■ What you should do: Below are the records. List every line holding the word "title".
━━ Record list
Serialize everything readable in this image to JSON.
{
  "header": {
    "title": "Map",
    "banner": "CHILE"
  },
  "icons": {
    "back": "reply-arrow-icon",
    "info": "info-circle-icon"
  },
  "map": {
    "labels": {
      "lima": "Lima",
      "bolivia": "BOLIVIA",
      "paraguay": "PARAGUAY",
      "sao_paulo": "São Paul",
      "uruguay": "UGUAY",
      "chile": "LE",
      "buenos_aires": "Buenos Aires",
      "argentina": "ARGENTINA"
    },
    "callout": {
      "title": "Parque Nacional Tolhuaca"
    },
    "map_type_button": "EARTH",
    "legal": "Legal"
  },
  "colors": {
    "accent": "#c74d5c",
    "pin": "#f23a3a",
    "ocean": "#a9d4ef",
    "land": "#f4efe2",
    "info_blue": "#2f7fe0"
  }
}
━━━━
■ Full response:
    "title": "Map",
      "title": "Parque Nacional Tolhuaca"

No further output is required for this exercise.